OBJECTIVE: Extract the lines that hold the string "type".
***** RECORDS TO PROCESS
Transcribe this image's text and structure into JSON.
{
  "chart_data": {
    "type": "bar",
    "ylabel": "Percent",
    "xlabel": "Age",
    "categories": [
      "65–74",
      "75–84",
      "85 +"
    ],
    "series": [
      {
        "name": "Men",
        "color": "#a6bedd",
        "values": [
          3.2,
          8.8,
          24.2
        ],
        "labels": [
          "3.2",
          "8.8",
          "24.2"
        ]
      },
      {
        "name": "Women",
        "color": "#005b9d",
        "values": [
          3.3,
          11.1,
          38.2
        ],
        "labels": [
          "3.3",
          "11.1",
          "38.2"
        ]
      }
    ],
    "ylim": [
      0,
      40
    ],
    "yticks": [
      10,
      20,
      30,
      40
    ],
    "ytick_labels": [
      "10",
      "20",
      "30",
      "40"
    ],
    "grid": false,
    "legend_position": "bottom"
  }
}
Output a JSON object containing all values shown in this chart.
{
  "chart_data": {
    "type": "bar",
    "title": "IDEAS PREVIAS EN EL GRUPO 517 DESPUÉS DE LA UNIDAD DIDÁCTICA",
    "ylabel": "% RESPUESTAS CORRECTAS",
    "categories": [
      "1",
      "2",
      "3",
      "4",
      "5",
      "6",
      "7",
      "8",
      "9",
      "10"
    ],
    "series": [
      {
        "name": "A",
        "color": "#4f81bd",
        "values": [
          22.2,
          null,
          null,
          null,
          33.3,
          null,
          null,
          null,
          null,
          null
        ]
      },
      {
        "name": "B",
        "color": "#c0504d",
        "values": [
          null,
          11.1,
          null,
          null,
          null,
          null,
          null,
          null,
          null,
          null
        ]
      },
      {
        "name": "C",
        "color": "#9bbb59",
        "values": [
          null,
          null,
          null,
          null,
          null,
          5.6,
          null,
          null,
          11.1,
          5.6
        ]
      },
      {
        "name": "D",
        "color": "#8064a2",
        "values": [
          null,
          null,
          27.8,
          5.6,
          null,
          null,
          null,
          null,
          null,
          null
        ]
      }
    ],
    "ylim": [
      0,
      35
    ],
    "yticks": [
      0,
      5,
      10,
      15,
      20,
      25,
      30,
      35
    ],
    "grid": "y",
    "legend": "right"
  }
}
**********
***** RECORDS TO PROCESS
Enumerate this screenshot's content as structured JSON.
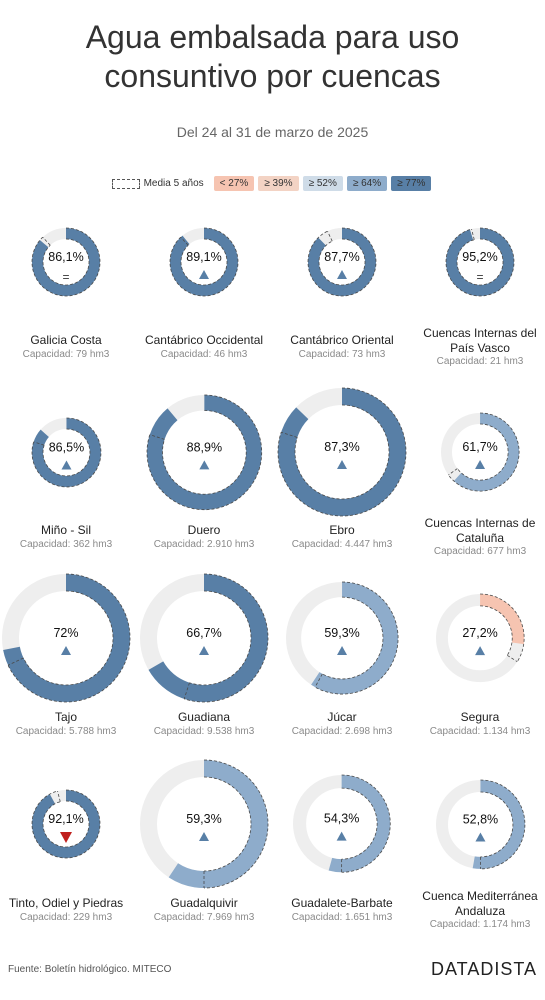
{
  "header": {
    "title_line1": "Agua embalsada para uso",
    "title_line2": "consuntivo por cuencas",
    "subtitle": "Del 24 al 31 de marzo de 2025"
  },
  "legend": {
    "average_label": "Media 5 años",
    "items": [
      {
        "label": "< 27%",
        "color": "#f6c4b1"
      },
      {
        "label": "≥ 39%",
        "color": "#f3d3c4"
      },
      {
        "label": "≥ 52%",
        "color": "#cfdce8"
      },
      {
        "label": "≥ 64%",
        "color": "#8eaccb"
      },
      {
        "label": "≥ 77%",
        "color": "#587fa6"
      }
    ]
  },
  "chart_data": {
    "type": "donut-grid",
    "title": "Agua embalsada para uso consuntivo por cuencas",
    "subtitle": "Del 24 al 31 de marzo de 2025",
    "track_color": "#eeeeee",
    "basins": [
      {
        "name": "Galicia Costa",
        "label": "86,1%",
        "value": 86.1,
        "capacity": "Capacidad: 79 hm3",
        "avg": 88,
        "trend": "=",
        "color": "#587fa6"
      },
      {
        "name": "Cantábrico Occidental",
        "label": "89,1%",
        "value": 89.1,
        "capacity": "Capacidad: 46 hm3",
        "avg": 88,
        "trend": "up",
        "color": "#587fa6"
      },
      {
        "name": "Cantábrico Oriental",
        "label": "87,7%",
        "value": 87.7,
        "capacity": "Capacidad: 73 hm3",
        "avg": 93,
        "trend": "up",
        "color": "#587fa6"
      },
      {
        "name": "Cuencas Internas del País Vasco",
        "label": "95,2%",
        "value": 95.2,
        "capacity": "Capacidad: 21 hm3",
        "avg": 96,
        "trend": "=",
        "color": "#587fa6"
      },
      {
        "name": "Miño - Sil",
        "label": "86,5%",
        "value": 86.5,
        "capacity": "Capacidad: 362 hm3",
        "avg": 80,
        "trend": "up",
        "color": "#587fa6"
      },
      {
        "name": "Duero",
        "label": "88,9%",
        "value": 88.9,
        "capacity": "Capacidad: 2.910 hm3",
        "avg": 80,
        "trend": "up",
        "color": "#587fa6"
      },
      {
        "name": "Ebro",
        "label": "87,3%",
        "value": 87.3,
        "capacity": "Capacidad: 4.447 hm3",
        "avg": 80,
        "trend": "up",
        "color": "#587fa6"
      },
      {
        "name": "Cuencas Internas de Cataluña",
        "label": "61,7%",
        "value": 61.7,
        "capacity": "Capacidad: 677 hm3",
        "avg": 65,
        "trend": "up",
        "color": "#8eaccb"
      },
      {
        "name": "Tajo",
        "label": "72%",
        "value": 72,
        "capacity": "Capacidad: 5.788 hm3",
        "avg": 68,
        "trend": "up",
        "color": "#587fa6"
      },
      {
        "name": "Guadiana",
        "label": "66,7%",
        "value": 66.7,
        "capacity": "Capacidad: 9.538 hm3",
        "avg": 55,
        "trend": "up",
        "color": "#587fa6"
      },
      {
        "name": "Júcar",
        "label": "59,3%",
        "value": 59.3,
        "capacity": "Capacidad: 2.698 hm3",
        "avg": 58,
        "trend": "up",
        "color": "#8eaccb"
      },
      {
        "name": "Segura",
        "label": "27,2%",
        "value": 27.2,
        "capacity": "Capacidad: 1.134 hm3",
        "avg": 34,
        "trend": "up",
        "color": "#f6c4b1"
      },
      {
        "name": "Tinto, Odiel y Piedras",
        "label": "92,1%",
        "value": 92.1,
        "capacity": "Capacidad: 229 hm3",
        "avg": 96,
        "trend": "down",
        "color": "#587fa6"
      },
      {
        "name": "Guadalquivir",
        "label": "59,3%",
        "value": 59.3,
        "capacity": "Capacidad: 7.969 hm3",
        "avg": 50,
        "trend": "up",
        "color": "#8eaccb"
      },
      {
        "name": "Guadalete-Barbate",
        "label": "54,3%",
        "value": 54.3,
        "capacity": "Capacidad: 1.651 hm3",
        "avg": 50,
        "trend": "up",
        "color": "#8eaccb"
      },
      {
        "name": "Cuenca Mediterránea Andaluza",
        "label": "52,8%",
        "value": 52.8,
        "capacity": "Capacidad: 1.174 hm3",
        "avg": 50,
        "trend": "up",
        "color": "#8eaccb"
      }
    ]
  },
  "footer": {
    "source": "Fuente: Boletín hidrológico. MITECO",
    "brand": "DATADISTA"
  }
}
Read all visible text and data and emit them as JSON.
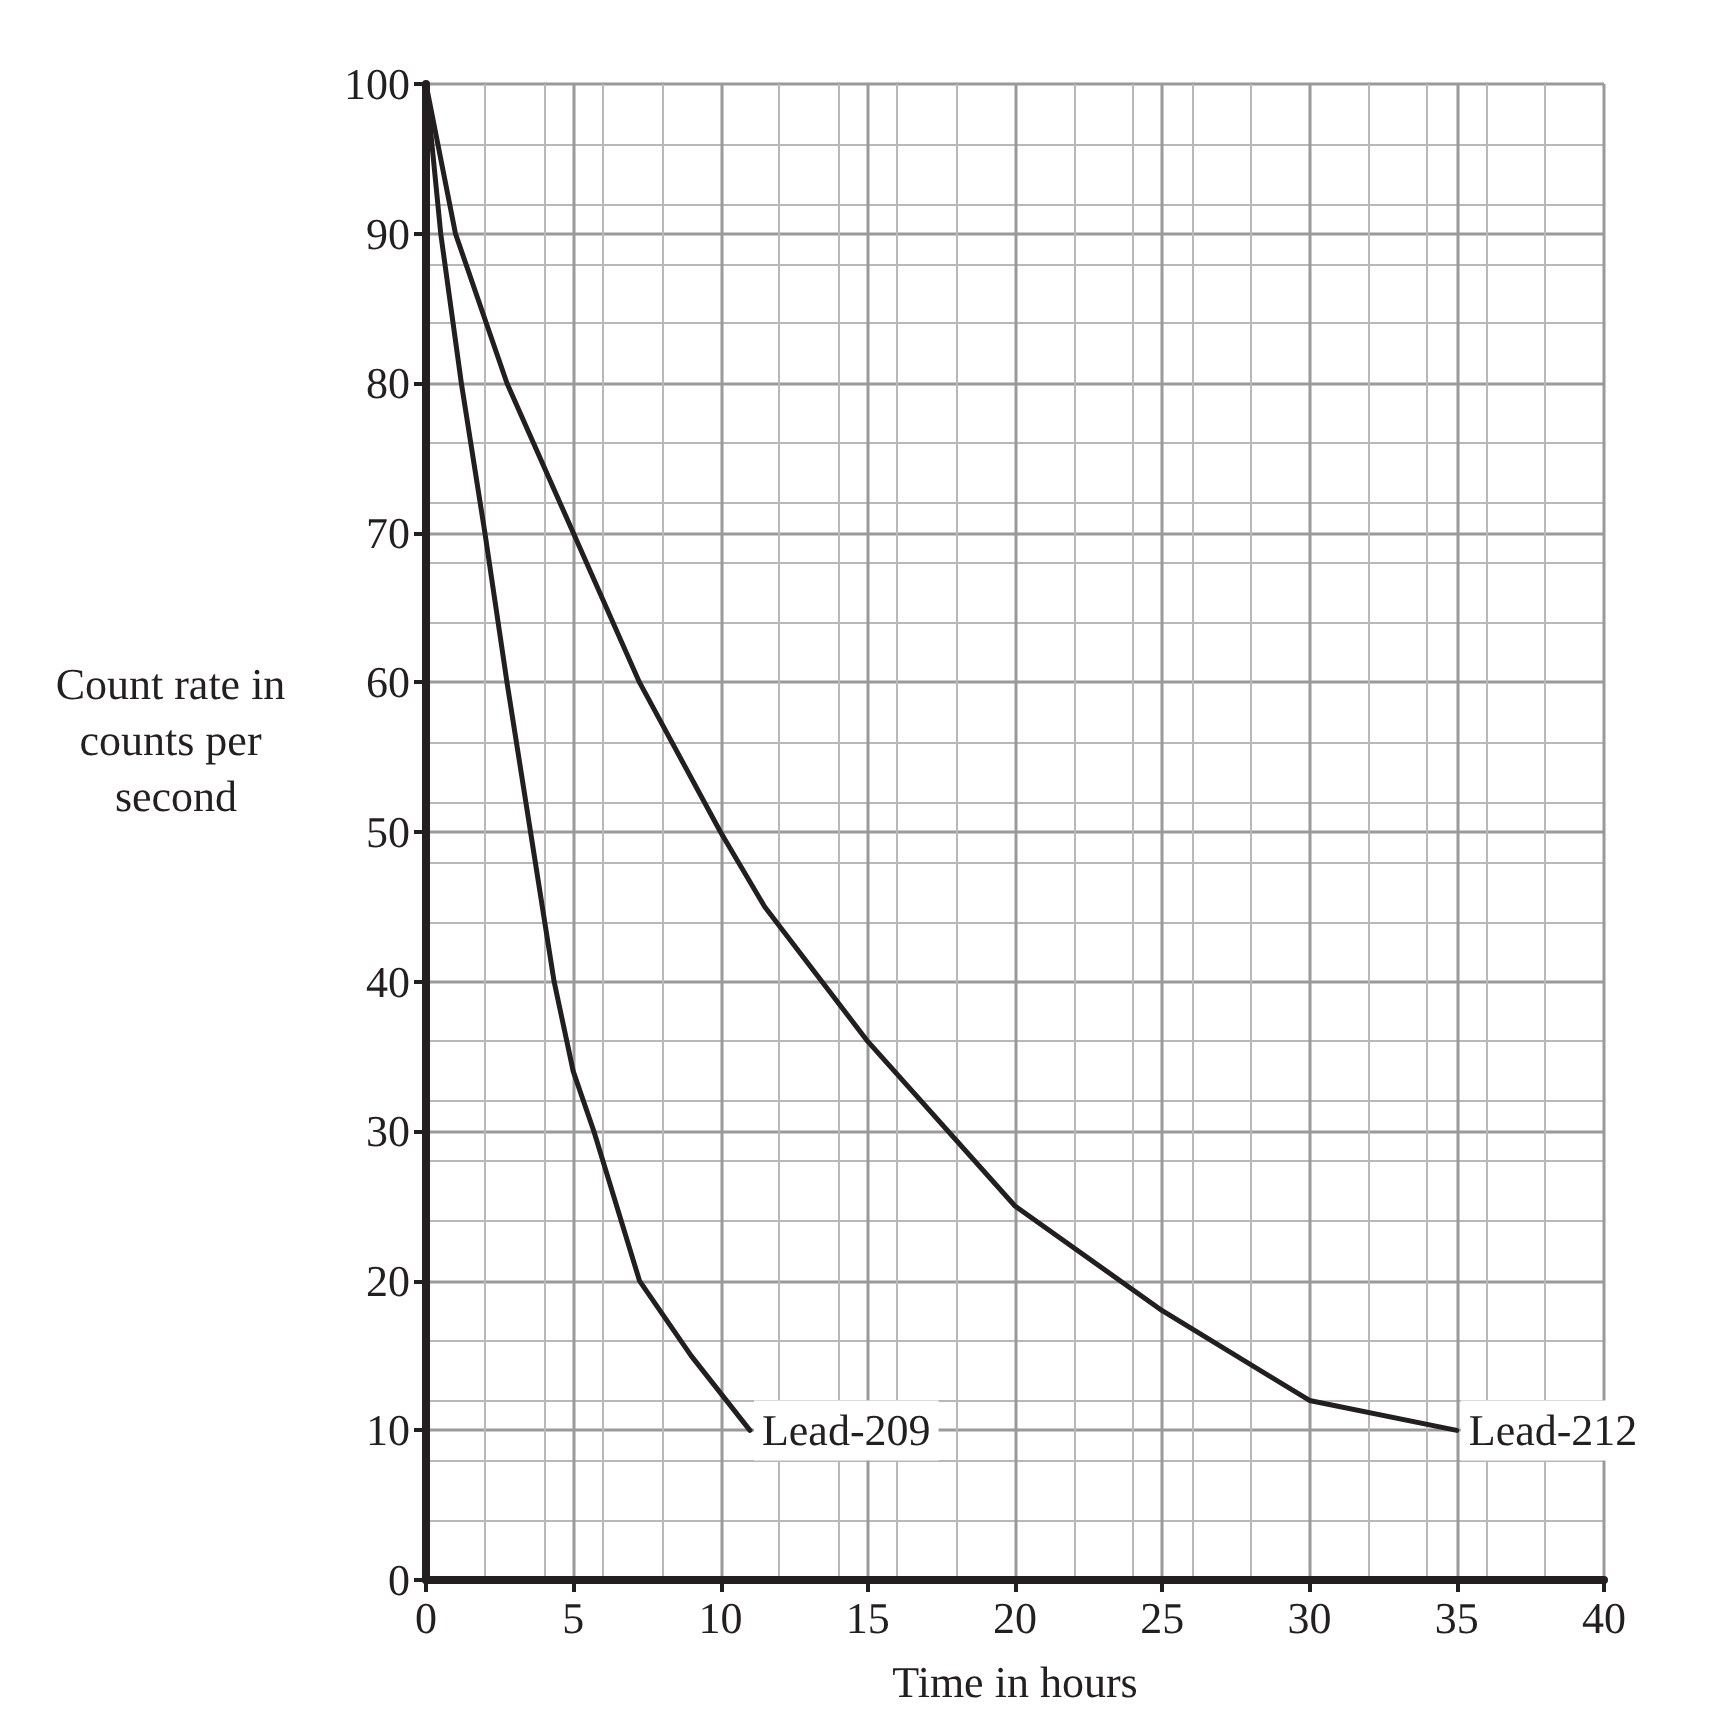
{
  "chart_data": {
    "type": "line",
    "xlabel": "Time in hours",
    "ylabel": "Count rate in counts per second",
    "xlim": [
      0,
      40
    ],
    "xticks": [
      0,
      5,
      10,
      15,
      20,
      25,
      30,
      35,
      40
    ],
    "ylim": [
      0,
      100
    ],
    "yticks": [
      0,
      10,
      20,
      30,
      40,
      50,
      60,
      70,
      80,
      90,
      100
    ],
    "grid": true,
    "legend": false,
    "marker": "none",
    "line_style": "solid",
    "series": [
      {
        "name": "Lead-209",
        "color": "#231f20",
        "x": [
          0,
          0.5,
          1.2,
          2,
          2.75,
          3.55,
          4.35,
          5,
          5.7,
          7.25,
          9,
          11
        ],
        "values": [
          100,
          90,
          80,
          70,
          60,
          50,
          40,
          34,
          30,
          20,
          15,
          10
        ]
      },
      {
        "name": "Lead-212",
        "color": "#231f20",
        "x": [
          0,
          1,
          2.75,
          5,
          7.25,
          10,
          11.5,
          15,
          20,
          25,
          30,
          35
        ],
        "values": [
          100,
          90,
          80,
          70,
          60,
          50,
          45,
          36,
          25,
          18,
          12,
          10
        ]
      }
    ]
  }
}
**********
FULL SOLUTION:
    "type": "bar",
    "type": "bar",
    "type": "donut-grid",
    "type": "line",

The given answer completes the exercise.